> **Written problem**
Find all the lines with "Baseline" and gather them.

=== Exercise input ===

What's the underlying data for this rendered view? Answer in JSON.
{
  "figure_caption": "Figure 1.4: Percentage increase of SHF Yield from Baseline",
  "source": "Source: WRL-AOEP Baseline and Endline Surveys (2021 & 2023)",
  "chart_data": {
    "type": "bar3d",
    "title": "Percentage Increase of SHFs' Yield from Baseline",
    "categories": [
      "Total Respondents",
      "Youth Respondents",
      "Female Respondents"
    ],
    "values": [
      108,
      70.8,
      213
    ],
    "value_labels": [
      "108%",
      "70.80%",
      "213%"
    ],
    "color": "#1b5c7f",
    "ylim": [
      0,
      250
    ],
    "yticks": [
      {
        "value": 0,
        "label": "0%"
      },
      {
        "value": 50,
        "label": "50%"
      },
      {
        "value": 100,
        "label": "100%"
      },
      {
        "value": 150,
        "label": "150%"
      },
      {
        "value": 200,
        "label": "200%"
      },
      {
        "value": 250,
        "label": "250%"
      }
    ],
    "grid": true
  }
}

===

> **Expected answer**
  "figure_caption": "Figure 1.4: Percentage increase of SHF Yield from Baseline",
  "source": "Source: WRL-AOEP Baseline and Endline Surveys (2021 & 2023)",
    "title": "Percentage Increase of SHFs' Yield from Baseline",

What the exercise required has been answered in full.